▶ The data
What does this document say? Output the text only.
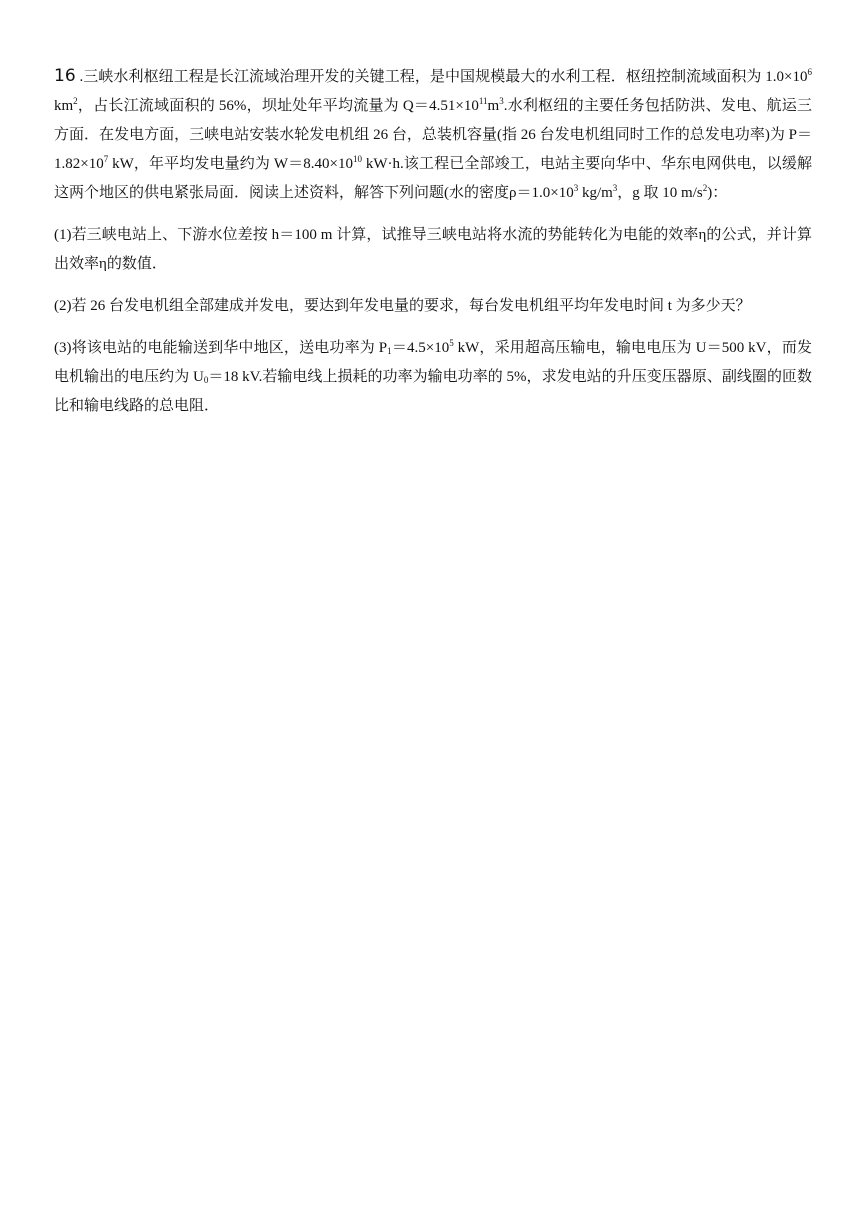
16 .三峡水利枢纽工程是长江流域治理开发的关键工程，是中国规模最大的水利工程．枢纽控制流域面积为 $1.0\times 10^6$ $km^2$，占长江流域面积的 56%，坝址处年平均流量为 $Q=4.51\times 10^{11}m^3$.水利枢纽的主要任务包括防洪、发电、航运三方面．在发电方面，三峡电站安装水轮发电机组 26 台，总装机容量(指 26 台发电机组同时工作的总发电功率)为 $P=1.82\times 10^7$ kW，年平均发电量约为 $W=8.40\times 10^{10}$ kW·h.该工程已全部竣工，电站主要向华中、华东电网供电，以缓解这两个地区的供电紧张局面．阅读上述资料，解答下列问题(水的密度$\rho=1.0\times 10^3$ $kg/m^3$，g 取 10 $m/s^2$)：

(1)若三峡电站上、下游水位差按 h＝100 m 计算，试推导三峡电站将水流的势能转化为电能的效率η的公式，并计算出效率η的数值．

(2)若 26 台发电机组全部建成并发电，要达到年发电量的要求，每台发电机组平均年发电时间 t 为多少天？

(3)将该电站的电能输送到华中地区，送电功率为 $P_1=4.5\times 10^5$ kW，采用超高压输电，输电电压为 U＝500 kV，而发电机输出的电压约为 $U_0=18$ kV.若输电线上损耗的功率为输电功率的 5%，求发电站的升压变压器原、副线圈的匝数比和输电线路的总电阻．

--

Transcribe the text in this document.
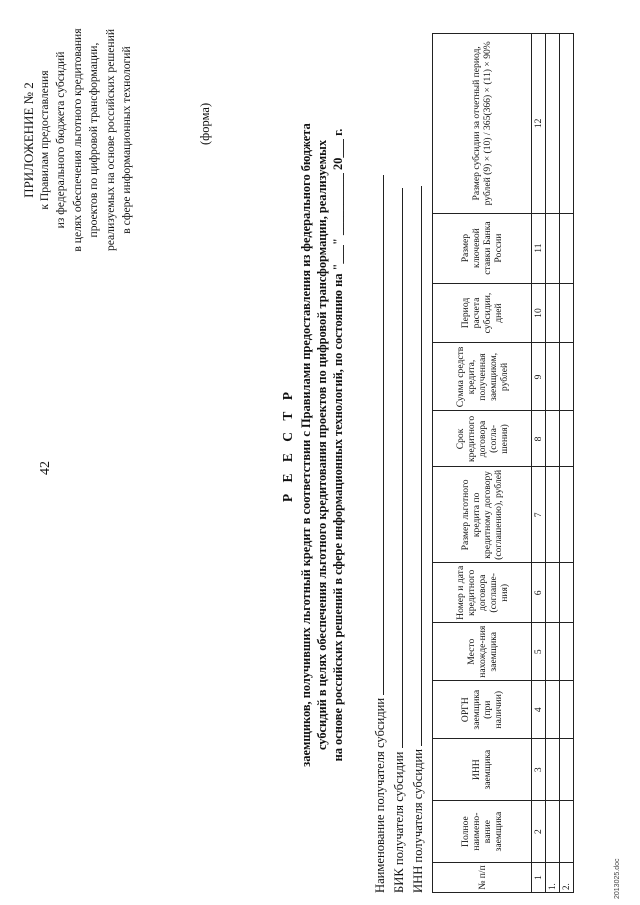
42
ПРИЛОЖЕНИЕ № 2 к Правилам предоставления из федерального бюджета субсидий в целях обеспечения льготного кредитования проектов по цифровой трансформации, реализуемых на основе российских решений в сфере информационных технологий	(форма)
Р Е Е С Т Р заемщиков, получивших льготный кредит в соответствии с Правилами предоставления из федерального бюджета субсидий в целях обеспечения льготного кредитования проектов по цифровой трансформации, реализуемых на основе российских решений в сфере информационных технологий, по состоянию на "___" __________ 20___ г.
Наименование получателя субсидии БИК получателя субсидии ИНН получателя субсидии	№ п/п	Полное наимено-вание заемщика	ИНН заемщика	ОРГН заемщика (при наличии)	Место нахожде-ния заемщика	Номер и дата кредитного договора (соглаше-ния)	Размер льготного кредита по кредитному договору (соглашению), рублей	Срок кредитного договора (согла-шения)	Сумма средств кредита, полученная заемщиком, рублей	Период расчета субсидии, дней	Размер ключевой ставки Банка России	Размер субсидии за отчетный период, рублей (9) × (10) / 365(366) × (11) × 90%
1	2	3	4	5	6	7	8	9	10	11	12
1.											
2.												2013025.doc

▶ Task goal
Gather from the entries above all lines that include the string "document".

▶ Task output
What does this document say? Output the text only.
Transcribe the text in this document.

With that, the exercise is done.